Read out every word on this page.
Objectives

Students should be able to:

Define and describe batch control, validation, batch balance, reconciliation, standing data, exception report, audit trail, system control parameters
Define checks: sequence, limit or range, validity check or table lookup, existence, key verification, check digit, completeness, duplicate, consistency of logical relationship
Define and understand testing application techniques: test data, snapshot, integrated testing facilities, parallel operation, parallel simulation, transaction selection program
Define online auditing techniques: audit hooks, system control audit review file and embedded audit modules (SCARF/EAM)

#### Stated problem:
Please quote the data above in full, with no line missing.

#### Result of the exercise:
Read out every word on this page.
Objectives

Students should be able to:

Define and describe batch control, validation, batch balance, reconciliation, standing data, exception report, audit trail, system control parameters
Define checks: sequence, limit or range, validity check or table lookup, existence, key verification, check digit, completeness, duplicate, consistency of logical relationship
Define and understand testing application techniques: test data, snapshot, integrated testing facilities, parallel operation, parallel simulation, transaction selection program
Define online auditing techniques: audit hooks, system control audit review file and embedded audit modules (SCARF/EAM)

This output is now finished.